GOAL OF THE EXERCISE ->
Retype every line of the material below verbatim, preserving each character and the original line order.
══ RECORDS TO USE
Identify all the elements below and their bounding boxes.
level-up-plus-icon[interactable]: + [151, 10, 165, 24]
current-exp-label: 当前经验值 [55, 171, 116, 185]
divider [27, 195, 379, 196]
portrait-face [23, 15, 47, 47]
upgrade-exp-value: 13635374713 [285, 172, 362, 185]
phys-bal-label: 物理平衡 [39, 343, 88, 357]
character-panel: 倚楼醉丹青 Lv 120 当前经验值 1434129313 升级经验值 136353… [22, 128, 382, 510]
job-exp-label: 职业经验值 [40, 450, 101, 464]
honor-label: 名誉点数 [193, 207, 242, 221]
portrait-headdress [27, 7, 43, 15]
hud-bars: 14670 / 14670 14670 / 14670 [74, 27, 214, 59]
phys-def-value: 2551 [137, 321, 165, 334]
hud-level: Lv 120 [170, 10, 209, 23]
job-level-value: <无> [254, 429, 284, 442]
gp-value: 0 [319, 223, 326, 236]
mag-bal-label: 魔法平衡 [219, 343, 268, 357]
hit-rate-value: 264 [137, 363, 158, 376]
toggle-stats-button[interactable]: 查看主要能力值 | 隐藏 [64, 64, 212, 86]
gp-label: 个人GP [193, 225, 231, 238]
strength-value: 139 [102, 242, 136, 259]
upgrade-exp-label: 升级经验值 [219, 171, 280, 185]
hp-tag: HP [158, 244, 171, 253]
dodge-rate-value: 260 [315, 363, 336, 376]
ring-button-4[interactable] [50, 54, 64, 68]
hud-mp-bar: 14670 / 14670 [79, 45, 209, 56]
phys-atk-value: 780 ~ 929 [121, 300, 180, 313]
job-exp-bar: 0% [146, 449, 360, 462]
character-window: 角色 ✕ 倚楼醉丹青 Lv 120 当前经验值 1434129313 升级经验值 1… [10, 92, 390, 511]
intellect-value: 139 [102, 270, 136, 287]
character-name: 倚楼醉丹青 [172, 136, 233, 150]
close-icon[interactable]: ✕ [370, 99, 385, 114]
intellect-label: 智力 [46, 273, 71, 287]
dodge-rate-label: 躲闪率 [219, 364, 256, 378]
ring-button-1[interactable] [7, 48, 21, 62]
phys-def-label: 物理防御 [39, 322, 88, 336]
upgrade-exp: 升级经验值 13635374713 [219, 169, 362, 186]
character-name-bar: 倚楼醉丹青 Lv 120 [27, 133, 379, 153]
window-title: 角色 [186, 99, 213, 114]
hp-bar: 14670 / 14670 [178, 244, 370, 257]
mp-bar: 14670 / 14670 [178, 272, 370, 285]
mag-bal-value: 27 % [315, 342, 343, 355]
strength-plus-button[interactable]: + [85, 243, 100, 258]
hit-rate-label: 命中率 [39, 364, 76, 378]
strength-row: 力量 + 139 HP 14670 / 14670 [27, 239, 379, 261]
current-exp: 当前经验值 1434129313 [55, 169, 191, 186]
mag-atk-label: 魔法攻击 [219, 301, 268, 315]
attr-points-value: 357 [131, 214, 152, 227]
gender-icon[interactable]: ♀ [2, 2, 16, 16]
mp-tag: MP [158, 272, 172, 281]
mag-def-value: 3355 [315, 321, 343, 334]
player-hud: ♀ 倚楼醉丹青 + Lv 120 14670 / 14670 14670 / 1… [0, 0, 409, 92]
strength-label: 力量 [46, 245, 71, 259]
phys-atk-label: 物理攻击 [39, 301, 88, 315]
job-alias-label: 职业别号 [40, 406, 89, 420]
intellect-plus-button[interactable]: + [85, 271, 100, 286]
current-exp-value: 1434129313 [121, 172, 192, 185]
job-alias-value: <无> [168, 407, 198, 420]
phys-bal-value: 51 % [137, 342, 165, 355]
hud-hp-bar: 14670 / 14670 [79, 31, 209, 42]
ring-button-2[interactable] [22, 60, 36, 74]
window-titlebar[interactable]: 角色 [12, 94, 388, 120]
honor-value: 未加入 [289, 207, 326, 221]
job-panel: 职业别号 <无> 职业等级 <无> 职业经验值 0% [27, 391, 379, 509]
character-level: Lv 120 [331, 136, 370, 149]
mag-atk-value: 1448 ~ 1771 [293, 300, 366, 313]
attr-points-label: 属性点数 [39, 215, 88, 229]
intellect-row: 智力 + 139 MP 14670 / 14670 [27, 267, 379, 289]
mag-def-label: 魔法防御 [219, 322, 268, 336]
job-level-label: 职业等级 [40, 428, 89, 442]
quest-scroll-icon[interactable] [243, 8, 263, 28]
════
SOLUTION TO THIS EXERCISE ->
Identify all the elements below and their bounding boxes.
level-up-plus-icon[interactable]: + [151, 10, 165, 24]
current-exp-label: 当前经验值 [55, 171, 116, 185]
divider [27, 195, 379, 196]
portrait-face [23, 15, 47, 47]
upgrade-exp-value: 13635374713 [285, 172, 362, 185]
phys-bal-label: 物理平衡 [39, 343, 88, 357]
character-panel: 倚楼醉丹青 Lv 120 当前经验值 1434129313 升级经验值 136353… [22, 128, 382, 510]
job-exp-label: 职业经验值 [40, 450, 101, 464]
honor-label: 名誉点数 [193, 207, 242, 221]
portrait-headdress [27, 7, 43, 15]
hud-bars: 14670 / 14670 14670 / 14670 [74, 27, 214, 59]
phys-def-value: 2551 [137, 321, 165, 334]
hud-level: Lv 120 [170, 10, 209, 23]
job-level-value: <无> [254, 429, 284, 442]
gp-value: 0 [319, 223, 326, 236]
mag-bal-label: 魔法平衡 [219, 343, 268, 357]
hit-rate-value: 264 [137, 363, 158, 376]
toggle-stats-button[interactable]: 查看主要能力值 | 隐藏 [64, 64, 212, 86]
gp-label: 个人GP [193, 225, 231, 238]
strength-value: 139 [102, 242, 136, 259]
upgrade-exp-label: 升级经验值 [219, 171, 280, 185]
hp-tag: HP [158, 244, 171, 253]
dodge-rate-value: 260 [315, 363, 336, 376]
ring-button-4[interactable] [50, 54, 64, 68]
hud-mp-bar: 14670 / 14670 [79, 45, 209, 56]
phys-atk-value: 780 ~ 929 [121, 300, 180, 313]
job-exp-bar: 0% [146, 449, 360, 462]
character-window: 角色 ✕ 倚楼醉丹青 Lv 120 当前经验值 1434129313 升级经验值 1… [10, 92, 390, 511]
intellect-value: 139 [102, 270, 136, 287]
character-name: 倚楼醉丹青 [172, 136, 233, 150]
close-icon[interactable]: ✕ [370, 99, 385, 114]
intellect-label: 智力 [46, 273, 71, 287]
dodge-rate-label: 躲闪率 [219, 364, 256, 378]
ring-button-1[interactable] [7, 48, 21, 62]
phys-def-label: 物理防御 [39, 322, 88, 336]
upgrade-exp: 升级经验值 13635374713 [219, 169, 362, 186]
character-name-bar: 倚楼醉丹青 Lv 120 [27, 133, 379, 153]
window-title: 角色 [186, 99, 213, 114]
hp-bar: 14670 / 14670 [178, 244, 370, 257]
mp-bar: 14670 / 14670 [178, 272, 370, 285]
mag-bal-value: 27 % [315, 342, 343, 355]
strength-plus-button[interactable]: + [85, 243, 100, 258]
hit-rate-label: 命中率 [39, 364, 76, 378]
strength-row: 力量 + 139 HP 14670 / 14670 [27, 239, 379, 261]
current-exp: 当前经验值 1434129313 [55, 169, 191, 186]
mag-atk-label: 魔法攻击 [219, 301, 268, 315]
attr-points-value: 357 [131, 214, 152, 227]
gender-icon[interactable]: ♀ [2, 2, 16, 16]
mp-tag: MP [158, 272, 172, 281]
mag-def-value: 3355 [315, 321, 343, 334]
player-hud: ♀ 倚楼醉丹青 + Lv 120 14670 / 14670 14670 / 1… [0, 0, 409, 92]
strength-label: 力量 [46, 245, 71, 259]
phys-atk-label: 物理攻击 [39, 301, 88, 315]
job-alias-label: 职业别号 [40, 406, 89, 420]
intellect-plus-button[interactable]: + [85, 271, 100, 286]
current-exp-value: 1434129313 [121, 172, 192, 185]
job-alias-value: <无> [168, 407, 198, 420]
phys-bal-value: 51 % [137, 342, 165, 355]
hud-hp-bar: 14670 / 14670 [79, 31, 209, 42]
ring-button-2[interactable] [22, 60, 36, 74]
window-titlebar[interactable]: 角色 [12, 94, 388, 120]
honor-value: 未加入 [289, 207, 326, 221]
job-panel: 职业别号 <无> 职业等级 <无> 职业经验值 0% [27, 391, 379, 509]
character-level: Lv 120 [331, 136, 370, 149]
mag-atk-value: 1448 ~ 1771 [293, 300, 366, 313]
attr-points-label: 属性点数 [39, 215, 88, 229]
intellect-row: 智力 + 139 MP 14670 / 14670 [27, 267, 379, 289]
mag-def-label: 魔法防御 [219, 322, 268, 336]
job-level-label: 职业等级 [40, 428, 89, 442]
quest-scroll-icon[interactable] [243, 8, 263, 28]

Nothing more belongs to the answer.